Goal :: Return all of the data exactly as given.

Dataset items:
....................

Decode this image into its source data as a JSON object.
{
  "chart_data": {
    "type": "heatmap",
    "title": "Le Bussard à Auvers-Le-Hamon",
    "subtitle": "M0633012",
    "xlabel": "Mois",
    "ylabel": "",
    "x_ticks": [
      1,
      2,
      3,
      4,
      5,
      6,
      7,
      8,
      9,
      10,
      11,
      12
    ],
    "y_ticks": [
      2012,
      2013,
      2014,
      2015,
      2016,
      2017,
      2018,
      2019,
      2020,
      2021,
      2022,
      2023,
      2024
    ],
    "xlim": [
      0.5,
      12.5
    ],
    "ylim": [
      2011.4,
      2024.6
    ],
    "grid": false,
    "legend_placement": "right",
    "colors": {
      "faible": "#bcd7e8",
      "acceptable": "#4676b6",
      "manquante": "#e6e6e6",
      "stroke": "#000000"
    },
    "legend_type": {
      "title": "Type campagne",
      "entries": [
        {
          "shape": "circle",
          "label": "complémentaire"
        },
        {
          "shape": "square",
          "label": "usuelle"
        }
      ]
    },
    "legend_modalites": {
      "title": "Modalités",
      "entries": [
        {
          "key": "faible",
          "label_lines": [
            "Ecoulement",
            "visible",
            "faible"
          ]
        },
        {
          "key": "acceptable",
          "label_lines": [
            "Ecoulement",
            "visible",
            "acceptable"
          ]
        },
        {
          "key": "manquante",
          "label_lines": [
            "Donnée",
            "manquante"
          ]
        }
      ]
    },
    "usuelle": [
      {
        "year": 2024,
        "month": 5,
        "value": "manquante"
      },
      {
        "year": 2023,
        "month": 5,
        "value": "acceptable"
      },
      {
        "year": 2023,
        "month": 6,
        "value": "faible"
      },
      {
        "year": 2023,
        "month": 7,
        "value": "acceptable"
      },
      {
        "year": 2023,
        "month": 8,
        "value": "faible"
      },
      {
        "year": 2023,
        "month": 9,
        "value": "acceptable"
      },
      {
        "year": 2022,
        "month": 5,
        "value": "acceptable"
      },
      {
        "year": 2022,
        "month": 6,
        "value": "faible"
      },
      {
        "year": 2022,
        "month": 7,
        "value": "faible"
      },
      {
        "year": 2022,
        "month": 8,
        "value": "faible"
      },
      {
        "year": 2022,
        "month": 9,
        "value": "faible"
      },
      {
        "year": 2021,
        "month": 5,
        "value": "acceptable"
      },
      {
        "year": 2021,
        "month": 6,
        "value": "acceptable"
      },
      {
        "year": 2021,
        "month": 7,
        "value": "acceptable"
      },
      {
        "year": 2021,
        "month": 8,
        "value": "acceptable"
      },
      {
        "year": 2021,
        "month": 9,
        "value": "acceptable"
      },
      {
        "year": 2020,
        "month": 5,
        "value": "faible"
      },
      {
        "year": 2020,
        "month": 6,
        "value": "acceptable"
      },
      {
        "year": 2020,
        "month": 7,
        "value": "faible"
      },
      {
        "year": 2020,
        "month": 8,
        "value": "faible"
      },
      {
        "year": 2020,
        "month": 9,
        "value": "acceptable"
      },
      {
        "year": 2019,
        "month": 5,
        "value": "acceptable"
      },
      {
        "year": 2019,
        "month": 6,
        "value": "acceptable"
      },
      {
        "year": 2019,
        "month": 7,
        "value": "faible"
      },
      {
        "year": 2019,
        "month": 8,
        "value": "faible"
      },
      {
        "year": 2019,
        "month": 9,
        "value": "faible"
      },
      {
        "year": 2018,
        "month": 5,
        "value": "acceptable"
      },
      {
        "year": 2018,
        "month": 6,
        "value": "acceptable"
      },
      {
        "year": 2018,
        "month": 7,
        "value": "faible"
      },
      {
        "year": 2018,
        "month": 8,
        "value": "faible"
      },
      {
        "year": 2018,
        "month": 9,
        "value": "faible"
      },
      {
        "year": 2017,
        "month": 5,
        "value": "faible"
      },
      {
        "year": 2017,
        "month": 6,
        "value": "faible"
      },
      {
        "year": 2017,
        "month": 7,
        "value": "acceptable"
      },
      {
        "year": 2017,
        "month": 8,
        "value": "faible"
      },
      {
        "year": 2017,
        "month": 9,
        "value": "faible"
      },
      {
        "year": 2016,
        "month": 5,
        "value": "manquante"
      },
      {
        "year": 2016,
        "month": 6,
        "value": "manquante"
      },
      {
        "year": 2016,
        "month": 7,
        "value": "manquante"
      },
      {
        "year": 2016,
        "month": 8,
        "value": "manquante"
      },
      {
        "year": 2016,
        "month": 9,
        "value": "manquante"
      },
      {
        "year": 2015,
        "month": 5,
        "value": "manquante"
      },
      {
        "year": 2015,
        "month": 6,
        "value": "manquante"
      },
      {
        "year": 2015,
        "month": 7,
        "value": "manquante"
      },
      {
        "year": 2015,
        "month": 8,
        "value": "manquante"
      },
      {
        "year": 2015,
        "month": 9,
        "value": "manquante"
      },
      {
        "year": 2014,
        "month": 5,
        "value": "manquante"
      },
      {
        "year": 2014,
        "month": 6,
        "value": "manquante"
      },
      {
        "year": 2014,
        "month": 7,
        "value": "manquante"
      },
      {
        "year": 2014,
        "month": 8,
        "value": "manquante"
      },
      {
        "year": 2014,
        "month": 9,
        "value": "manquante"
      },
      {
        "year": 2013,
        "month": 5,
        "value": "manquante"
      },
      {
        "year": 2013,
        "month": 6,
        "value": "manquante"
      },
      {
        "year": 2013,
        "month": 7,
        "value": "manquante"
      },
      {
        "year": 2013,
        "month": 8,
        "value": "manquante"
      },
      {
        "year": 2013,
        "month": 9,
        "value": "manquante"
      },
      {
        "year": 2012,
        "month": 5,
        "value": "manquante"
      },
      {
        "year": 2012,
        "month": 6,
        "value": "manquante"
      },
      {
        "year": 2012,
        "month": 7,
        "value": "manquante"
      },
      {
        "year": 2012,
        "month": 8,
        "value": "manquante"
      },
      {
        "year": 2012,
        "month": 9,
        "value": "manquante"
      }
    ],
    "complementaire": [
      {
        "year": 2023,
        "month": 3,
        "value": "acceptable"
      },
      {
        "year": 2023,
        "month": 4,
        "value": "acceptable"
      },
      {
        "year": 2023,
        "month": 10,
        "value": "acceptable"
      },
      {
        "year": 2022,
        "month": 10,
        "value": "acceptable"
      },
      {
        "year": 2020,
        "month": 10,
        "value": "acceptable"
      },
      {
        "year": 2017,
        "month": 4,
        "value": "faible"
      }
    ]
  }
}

....................

Output of the task ::
Decode this image into its source data as a JSON object.
{
  "chart_data": {
    "type": "heatmap",
    "title": "Le Bussard à Auvers-Le-Hamon",
    "subtitle": "M0633012",
    "xlabel": "Mois",
    "ylabel": "",
    "x_ticks": [
      1,
      2,
      3,
      4,
      5,
      6,
      7,
      8,
      9,
      10,
      11,
      12
    ],
    "y_ticks": [
      2012,
      2013,
      2014,
      2015,
      2016,
      2017,
      2018,
      2019,
      2020,
      2021,
      2022,
      2023,
      2024
    ],
    "xlim": [
      0.5,
      12.5
    ],
    "ylim": [
      2011.4,
      2024.6
    ],
    "grid": false,
    "legend_placement": "right",
    "colors": {
      "faible": "#bcd7e8",
      "acceptable": "#4676b6",
      "manquante": "#e6e6e6",
      "stroke": "#000000"
    },
    "legend_type": {
      "title": "Type campagne",
      "entries": [
        {
          "shape": "circle",
          "label": "complémentaire"
        },
        {
          "shape": "square",
          "label": "usuelle"
        }
      ]
    },
    "legend_modalites": {
      "title": "Modalités",
      "entries": [
        {
          "key": "faible",
          "label_lines": [
            "Ecoulement",
            "visible",
            "faible"
          ]
        },
        {
          "key": "acceptable",
          "label_lines": [
            "Ecoulement",
            "visible",
            "acceptable"
          ]
        },
        {
          "key": "manquante",
          "label_lines": [
            "Donnée",
            "manquante"
          ]
        }
      ]
    },
    "usuelle": [
      {
        "year": 2024,
        "month": 5,
        "value": "manquante"
      },
      {
        "year": 2023,
        "month": 5,
        "value": "acceptable"
      },
      {
        "year": 2023,
        "month": 6,
        "value": "faible"
      },
      {
        "year": 2023,
        "month": 7,
        "value": "acceptable"
      },
      {
        "year": 2023,
        "month": 8,
        "value": "faible"
      },
      {
        "year": 2023,
        "month": 9,
        "value": "acceptable"
      },
      {
        "year": 2022,
        "month": 5,
        "value": "acceptable"
      },
      {
        "year": 2022,
        "month": 6,
        "value": "faible"
      },
      {
        "year": 2022,
        "month": 7,
        "value": "faible"
      },
      {
        "year": 2022,
        "month": 8,
        "value": "faible"
      },
      {
        "year": 2022,
        "month": 9,
        "value": "faible"
      },
      {
        "year": 2021,
        "month": 5,
        "value": "acceptable"
      },
      {
        "year": 2021,
        "month": 6,
        "value": "acceptable"
      },
      {
        "year": 2021,
        "month": 7,
        "value": "acceptable"
      },
      {
        "year": 2021,
        "month": 8,
        "value": "acceptable"
      },
      {
        "year": 2021,
        "month": 9,
        "value": "acceptable"
      },
      {
        "year": 2020,
        "month": 5,
        "value": "faible"
      },
      {
        "year": 2020,
        "month": 6,
        "value": "acceptable"
      },
      {
        "year": 2020,
        "month": 7,
        "value": "faible"
      },
      {
        "year": 2020,
        "month": 8,
        "value": "faible"
      },
      {
        "year": 2020,
        "month": 9,
        "value": "acceptable"
      },
      {
        "year": 2019,
        "month": 5,
        "value": "acceptable"
      },
      {
        "year": 2019,
        "month": 6,
        "value": "acceptable"
      },
      {
        "year": 2019,
        "month": 7,
        "value": "faible"
      },
      {
        "year": 2019,
        "month": 8,
        "value": "faible"
      },
      {
        "year": 2019,
        "month": 9,
        "value": "faible"
      },
      {
        "year": 2018,
        "month": 5,
        "value": "acceptable"
      },
      {
        "year": 2018,
        "month": 6,
        "value": "acceptable"
      },
      {
        "year": 2018,
        "month": 7,
        "value": "faible"
      },
      {
        "year": 2018,
        "month": 8,
        "value": "faible"
      },
      {
        "year": 2018,
        "month": 9,
        "value": "faible"
      },
      {
        "year": 2017,
        "month": 5,
        "value": "faible"
      },
      {
        "year": 2017,
        "month": 6,
        "value": "faible"
      },
      {
        "year": 2017,
        "month": 7,
        "value": "acceptable"
      },
      {
        "year": 2017,
        "month": 8,
        "value": "faible"
      },
      {
        "year": 2017,
        "month": 9,
        "value": "faible"
      },
      {
        "year": 2016,
        "month": 5,
        "value": "manquante"
      },
      {
        "year": 2016,
        "month": 6,
        "value": "manquante"
      },
      {
        "year": 2016,
        "month": 7,
        "value": "manquante"
      },
      {
        "year": 2016,
        "month": 8,
        "value": "manquante"
      },
      {
        "year": 2016,
        "month": 9,
        "value": "manquante"
      },
      {
        "year": 2015,
        "month": 5,
        "value": "manquante"
      },
      {
        "year": 2015,
        "month": 6,
        "value": "manquante"
      },
      {
        "year": 2015,
        "month": 7,
        "value": "manquante"
      },
      {
        "year": 2015,
        "month": 8,
        "value": "manquante"
      },
      {
        "year": 2015,
        "month": 9,
        "value": "manquante"
      },
      {
        "year": 2014,
        "month": 5,
        "value": "manquante"
      },
      {
        "year": 2014,
        "month": 6,
        "value": "manquante"
      },
      {
        "year": 2014,
        "month": 7,
        "value": "manquante"
      },
      {
        "year": 2014,
        "month": 8,
        "value": "manquante"
      },
      {
        "year": 2014,
        "month": 9,
        "value": "manquante"
      },
      {
        "year": 2013,
        "month": 5,
        "value": "manquante"
      },
      {
        "year": 2013,
        "month": 6,
        "value": "manquante"
      },
      {
        "year": 2013,
        "month": 7,
        "value": "manquante"
      },
      {
        "year": 2013,
        "month": 8,
        "value": "manquante"
      },
      {
        "year": 2013,
        "month": 9,
        "value": "manquante"
      },
      {
        "year": 2012,
        "month": 5,
        "value": "manquante"
      },
      {
        "year": 2012,
        "month": 6,
        "value": "manquante"
      },
      {
        "year": 2012,
        "month": 7,
        "value": "manquante"
      },
      {
        "year": 2012,
        "month": 8,
        "value": "manquante"
      },
      {
        "year": 2012,
        "month": 9,
        "value": "manquante"
      }
    ],
    "complementaire": [
      {
        "year": 2023,
        "month": 3,
        "value": "acceptable"
      },
      {
        "year": 2023,
        "month": 4,
        "value": "acceptable"
      },
      {
        "year": 2023,
        "month": 10,
        "value": "acceptable"
      },
      {
        "year": 2022,
        "month": 10,
        "value": "acceptable"
      },
      {
        "year": 2020,
        "month": 10,
        "value": "acceptable"
      },
      {
        "year": 2017,
        "month": 4,
        "value": "faible"
      }
    ]
  }
}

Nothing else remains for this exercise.